Saved data entries
>> BEGIN
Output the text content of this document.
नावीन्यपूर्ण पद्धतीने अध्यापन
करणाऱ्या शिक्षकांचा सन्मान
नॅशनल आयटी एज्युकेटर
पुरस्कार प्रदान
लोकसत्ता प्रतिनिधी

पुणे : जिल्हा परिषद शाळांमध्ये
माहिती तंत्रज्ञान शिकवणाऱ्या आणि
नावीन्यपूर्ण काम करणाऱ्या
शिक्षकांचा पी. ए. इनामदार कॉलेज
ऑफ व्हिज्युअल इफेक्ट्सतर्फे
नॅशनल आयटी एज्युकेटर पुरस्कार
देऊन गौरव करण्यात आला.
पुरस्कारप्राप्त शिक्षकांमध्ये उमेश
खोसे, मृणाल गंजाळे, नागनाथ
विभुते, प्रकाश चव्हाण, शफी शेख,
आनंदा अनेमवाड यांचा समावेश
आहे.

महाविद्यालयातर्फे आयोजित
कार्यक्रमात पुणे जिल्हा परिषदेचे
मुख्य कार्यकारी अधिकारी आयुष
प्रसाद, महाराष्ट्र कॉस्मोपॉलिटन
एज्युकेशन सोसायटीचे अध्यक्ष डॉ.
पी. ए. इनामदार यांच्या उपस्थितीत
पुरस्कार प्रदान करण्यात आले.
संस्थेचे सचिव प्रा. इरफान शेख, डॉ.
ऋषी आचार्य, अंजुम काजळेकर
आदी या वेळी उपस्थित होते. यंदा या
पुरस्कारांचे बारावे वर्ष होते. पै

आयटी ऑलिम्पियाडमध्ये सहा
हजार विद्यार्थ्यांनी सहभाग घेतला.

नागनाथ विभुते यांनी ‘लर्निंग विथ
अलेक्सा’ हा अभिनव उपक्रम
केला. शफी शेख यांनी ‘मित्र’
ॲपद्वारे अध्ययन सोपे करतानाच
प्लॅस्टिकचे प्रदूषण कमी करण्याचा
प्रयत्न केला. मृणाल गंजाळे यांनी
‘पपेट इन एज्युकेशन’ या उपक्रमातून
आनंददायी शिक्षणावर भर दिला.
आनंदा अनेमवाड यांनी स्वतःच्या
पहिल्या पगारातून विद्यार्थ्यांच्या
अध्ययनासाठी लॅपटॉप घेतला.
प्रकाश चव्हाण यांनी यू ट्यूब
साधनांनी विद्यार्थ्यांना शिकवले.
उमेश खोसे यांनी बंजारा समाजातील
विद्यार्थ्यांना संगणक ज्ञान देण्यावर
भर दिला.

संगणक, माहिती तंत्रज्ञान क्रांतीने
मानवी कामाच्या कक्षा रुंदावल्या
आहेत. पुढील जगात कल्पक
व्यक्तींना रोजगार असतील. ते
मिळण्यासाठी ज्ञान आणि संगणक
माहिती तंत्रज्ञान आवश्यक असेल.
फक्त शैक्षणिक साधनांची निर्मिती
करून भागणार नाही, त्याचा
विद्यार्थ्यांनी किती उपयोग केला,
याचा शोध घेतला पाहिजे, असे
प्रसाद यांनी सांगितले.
>> END
>> BEGIN
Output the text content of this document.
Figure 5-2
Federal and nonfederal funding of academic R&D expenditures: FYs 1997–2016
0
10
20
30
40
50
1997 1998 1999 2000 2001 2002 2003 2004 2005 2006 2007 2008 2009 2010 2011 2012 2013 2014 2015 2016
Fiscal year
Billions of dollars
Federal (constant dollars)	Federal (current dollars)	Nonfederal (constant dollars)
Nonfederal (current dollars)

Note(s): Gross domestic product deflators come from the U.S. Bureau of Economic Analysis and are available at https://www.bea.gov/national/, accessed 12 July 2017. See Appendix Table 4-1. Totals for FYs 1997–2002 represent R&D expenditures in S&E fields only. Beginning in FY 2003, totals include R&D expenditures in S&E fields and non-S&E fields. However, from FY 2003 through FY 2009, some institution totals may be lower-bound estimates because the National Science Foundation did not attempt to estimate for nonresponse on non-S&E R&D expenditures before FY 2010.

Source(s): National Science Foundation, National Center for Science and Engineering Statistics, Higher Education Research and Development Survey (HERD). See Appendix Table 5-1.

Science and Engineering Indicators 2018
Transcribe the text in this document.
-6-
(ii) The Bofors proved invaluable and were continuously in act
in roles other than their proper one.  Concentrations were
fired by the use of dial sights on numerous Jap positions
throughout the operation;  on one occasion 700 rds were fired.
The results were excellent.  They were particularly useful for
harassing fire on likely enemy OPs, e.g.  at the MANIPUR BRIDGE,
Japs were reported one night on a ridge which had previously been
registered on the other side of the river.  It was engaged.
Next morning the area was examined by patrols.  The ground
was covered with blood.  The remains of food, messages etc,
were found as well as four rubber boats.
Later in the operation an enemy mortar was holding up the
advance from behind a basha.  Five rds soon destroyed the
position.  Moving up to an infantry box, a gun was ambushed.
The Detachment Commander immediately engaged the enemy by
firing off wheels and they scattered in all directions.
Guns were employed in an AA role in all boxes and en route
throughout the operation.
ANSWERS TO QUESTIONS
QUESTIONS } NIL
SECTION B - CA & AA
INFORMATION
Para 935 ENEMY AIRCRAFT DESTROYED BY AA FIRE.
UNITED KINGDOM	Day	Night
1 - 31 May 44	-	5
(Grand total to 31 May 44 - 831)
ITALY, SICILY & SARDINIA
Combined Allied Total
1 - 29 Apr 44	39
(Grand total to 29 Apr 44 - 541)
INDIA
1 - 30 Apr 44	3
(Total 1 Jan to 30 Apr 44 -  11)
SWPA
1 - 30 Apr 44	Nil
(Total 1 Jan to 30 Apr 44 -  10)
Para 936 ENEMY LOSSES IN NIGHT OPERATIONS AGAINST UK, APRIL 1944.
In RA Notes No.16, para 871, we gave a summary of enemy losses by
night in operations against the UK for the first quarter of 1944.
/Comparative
>> END
▶ EXERCISE INSTRUCTIONS
Copy out every line holding the string "Grand".

▶ THE SOLUTION
(Grand total to 31 May 44 - 831)
(Grand total to 29 Apr 44 - 541)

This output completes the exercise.